▶ [WHAT YOU NEED TO DO] Copy every line of the listing below without changing anything.

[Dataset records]
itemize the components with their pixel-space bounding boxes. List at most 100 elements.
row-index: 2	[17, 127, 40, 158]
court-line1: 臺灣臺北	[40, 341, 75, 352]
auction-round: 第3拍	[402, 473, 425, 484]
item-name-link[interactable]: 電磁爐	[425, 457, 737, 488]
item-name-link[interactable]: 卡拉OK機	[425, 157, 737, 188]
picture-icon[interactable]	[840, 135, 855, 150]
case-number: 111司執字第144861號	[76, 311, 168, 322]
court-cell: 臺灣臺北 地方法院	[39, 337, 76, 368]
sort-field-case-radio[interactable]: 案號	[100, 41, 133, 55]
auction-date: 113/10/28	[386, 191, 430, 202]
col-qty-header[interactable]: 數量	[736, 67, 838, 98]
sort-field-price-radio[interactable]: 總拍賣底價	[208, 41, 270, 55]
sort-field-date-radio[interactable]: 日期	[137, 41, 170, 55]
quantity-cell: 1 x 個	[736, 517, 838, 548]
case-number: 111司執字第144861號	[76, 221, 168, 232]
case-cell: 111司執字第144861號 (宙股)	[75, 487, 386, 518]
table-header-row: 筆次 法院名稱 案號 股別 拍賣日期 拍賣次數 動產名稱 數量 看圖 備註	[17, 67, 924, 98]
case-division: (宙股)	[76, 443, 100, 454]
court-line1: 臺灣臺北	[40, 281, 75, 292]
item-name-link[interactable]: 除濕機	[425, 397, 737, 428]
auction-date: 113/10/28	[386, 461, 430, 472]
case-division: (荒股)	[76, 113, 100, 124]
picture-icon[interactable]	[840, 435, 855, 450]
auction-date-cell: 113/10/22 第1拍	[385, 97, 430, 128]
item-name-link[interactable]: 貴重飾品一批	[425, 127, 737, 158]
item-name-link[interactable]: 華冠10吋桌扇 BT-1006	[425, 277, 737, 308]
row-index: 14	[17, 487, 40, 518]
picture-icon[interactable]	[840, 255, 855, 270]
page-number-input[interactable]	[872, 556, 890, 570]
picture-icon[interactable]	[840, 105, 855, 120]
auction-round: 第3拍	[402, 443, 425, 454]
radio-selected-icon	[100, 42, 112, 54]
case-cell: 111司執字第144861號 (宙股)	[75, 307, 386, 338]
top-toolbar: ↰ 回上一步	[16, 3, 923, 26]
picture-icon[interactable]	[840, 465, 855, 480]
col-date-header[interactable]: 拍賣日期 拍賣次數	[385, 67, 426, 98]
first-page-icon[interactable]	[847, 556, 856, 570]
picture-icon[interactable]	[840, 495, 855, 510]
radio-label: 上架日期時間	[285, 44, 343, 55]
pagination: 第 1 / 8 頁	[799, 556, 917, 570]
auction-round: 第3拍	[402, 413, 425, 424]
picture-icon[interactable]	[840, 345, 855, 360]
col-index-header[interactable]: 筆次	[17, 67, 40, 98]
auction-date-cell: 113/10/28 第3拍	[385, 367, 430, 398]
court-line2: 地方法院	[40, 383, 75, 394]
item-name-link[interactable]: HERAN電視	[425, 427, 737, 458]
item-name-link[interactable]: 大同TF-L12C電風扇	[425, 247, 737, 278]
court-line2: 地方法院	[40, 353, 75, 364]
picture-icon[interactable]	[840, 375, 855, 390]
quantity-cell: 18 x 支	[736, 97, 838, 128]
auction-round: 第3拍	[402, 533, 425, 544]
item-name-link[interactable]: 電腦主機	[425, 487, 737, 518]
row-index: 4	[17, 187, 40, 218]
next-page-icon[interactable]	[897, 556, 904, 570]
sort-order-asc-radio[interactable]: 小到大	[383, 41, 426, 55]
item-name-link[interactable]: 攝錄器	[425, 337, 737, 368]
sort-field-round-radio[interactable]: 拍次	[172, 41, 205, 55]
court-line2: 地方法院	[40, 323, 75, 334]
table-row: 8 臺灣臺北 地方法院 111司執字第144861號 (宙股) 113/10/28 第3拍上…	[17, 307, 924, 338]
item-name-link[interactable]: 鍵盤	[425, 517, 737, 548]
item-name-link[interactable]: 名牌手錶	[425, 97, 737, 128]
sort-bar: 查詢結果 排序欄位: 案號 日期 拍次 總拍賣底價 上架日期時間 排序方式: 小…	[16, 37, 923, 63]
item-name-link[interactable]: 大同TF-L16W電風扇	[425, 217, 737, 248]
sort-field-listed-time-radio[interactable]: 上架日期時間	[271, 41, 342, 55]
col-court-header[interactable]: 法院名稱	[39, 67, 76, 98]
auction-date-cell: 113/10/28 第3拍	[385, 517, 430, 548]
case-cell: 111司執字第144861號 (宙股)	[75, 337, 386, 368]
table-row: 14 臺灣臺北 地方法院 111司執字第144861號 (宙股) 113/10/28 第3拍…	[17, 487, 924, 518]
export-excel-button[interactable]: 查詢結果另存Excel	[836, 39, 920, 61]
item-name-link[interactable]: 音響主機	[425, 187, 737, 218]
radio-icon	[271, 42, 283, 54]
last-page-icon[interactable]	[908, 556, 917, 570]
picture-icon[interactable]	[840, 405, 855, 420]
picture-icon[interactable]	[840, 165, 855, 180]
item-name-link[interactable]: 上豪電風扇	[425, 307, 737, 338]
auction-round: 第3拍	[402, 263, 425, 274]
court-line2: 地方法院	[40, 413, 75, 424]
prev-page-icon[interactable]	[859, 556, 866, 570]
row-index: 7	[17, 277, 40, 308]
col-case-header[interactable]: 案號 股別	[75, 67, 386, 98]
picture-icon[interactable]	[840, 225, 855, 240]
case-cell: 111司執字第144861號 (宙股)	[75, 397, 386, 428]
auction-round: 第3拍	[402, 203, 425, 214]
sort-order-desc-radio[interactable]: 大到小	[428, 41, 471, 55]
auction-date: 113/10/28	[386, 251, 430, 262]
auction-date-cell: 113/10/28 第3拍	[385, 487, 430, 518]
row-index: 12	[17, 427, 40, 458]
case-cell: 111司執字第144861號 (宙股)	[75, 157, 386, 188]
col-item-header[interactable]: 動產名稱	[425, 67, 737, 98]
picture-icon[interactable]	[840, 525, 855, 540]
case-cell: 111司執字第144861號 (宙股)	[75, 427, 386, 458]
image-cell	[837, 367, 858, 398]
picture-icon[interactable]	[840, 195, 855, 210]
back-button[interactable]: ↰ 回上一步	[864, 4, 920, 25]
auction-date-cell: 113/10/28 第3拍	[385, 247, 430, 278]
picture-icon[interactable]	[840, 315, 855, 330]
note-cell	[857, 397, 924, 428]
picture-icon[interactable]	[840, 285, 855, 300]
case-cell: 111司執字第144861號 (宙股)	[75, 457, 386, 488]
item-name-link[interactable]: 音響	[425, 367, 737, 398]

▶ [REPLY]
itemize the components with their pixel-space bounding boxes. List at most 100 elements.
row-index: 2	[17, 127, 40, 158]
court-line1: 臺灣臺北	[40, 341, 75, 352]
auction-round: 第3拍	[402, 473, 425, 484]
item-name-link[interactable]: 電磁爐	[425, 457, 737, 488]
item-name-link[interactable]: 卡拉OK機	[425, 157, 737, 188]
picture-icon[interactable]	[840, 135, 855, 150]
case-number: 111司執字第144861號	[76, 311, 168, 322]
court-cell: 臺灣臺北 地方法院	[39, 337, 76, 368]
sort-field-case-radio[interactable]: 案號	[100, 41, 133, 55]
auction-date: 113/10/28	[386, 191, 430, 202]
col-qty-header[interactable]: 數量	[736, 67, 838, 98]
sort-field-price-radio[interactable]: 總拍賣底價	[208, 41, 270, 55]
sort-field-date-radio[interactable]: 日期	[137, 41, 170, 55]
quantity-cell: 1 x 個	[736, 517, 838, 548]
case-number: 111司執字第144861號	[76, 221, 168, 232]
case-cell: 111司執字第144861號 (宙股)	[75, 487, 386, 518]
table-header-row: 筆次 法院名稱 案號 股別 拍賣日期 拍賣次數 動產名稱 數量 看圖 備註	[17, 67, 924, 98]
case-division: (宙股)	[76, 443, 100, 454]
court-line1: 臺灣臺北	[40, 281, 75, 292]
item-name-link[interactable]: 除濕機	[425, 397, 737, 428]
auction-date: 113/10/28	[386, 461, 430, 472]
case-division: (荒股)	[76, 113, 100, 124]
picture-icon[interactable]	[840, 435, 855, 450]
auction-date-cell: 113/10/22 第1拍	[385, 97, 430, 128]
item-name-link[interactable]: 貴重飾品一批	[425, 127, 737, 158]
item-name-link[interactable]: 華冠10吋桌扇 BT-1006	[425, 277, 737, 308]
row-index: 14	[17, 487, 40, 518]
picture-icon[interactable]	[840, 255, 855, 270]
page-number-input[interactable]	[872, 556, 890, 570]
picture-icon[interactable]	[840, 105, 855, 120]
auction-round: 第3拍	[402, 443, 425, 454]
radio-selected-icon	[100, 42, 112, 54]
case-cell: 111司執字第144861號 (宙股)	[75, 307, 386, 338]
top-toolbar: ↰ 回上一步	[16, 3, 923, 26]
picture-icon[interactable]	[840, 465, 855, 480]
col-date-header[interactable]: 拍賣日期 拍賣次數	[385, 67, 426, 98]
first-page-icon[interactable]	[847, 556, 856, 570]
picture-icon[interactable]	[840, 495, 855, 510]
radio-label: 上架日期時間	[285, 44, 343, 55]
pagination: 第 1 / 8 頁	[799, 556, 917, 570]
auction-round: 第3拍	[402, 413, 425, 424]
picture-icon[interactable]	[840, 345, 855, 360]
col-index-header[interactable]: 筆次	[17, 67, 40, 98]
auction-date-cell: 113/10/28 第3拍	[385, 367, 430, 398]
court-line2: 地方法院	[40, 383, 75, 394]
item-name-link[interactable]: HERAN電視	[425, 427, 737, 458]
item-name-link[interactable]: 大同TF-L12C電風扇	[425, 247, 737, 278]
court-line2: 地方法院	[40, 353, 75, 364]
picture-icon[interactable]	[840, 375, 855, 390]
quantity-cell: 18 x 支	[736, 97, 838, 128]
auction-round: 第3拍	[402, 533, 425, 544]
item-name-link[interactable]: 電腦主機	[425, 487, 737, 518]
row-index: 4	[17, 187, 40, 218]
next-page-icon[interactable]	[897, 556, 904, 570]
sort-order-asc-radio[interactable]: 小到大	[383, 41, 426, 55]
item-name-link[interactable]: 攝錄器	[425, 337, 737, 368]
sort-field-round-radio[interactable]: 拍次	[172, 41, 205, 55]
court-line2: 地方法院	[40, 323, 75, 334]
table-row: 8 臺灣臺北 地方法院 111司執字第144861號 (宙股) 113/10/28 第3拍上…	[17, 307, 924, 338]
item-name-link[interactable]: 鍵盤	[425, 517, 737, 548]
item-name-link[interactable]: 名牌手錶	[425, 97, 737, 128]
sort-bar: 查詢結果 排序欄位: 案號 日期 拍次 總拍賣底價 上架日期時間 排序方式: 小…	[16, 37, 923, 63]
item-name-link[interactable]: 大同TF-L16W電風扇	[425, 217, 737, 248]
sort-field-listed-time-radio[interactable]: 上架日期時間	[271, 41, 342, 55]
col-court-header[interactable]: 法院名稱	[39, 67, 76, 98]
auction-date-cell: 113/10/28 第3拍	[385, 517, 430, 548]
case-cell: 111司執字第144861號 (宙股)	[75, 337, 386, 368]
table-row: 14 臺灣臺北 地方法院 111司執字第144861號 (宙股) 113/10/28 第3拍…	[17, 487, 924, 518]
export-excel-button[interactable]: 查詢結果另存Excel	[836, 39, 920, 61]
item-name-link[interactable]: 音響主機	[425, 187, 737, 218]
radio-icon	[271, 42, 283, 54]
last-page-icon[interactable]	[908, 556, 917, 570]
picture-icon[interactable]	[840, 405, 855, 420]
picture-icon[interactable]	[840, 165, 855, 180]
item-name-link[interactable]: 上豪電風扇	[425, 307, 737, 338]
auction-round: 第3拍	[402, 263, 425, 274]
court-line2: 地方法院	[40, 413, 75, 424]
prev-page-icon[interactable]	[859, 556, 866, 570]
row-index: 7	[17, 277, 40, 308]
col-case-header[interactable]: 案號 股別	[75, 67, 386, 98]
picture-icon[interactable]	[840, 225, 855, 240]
case-cell: 111司執字第144861號 (宙股)	[75, 397, 386, 428]
auction-round: 第3拍	[402, 203, 425, 214]
sort-order-desc-radio[interactable]: 大到小	[428, 41, 471, 55]
auction-date: 113/10/28	[386, 251, 430, 262]
auction-date-cell: 113/10/28 第3拍	[385, 487, 430, 518]
row-index: 12	[17, 427, 40, 458]
case-cell: 111司執字第144861號 (宙股)	[75, 157, 386, 188]
col-item-header[interactable]: 動產名稱	[425, 67, 737, 98]
picture-icon[interactable]	[840, 525, 855, 540]
case-cell: 111司執字第144861號 (宙股)	[75, 427, 386, 458]
image-cell	[837, 367, 858, 398]
picture-icon[interactable]	[840, 195, 855, 210]
back-button[interactable]: ↰ 回上一步	[864, 4, 920, 25]
auction-date-cell: 113/10/28 第3拍	[385, 247, 430, 278]
picture-icon[interactable]	[840, 315, 855, 330]
note-cell	[857, 397, 924, 428]
picture-icon[interactable]	[840, 285, 855, 300]
case-cell: 111司執字第144861號 (宙股)	[75, 457, 386, 488]
item-name-link[interactable]: 音響	[425, 367, 737, 398]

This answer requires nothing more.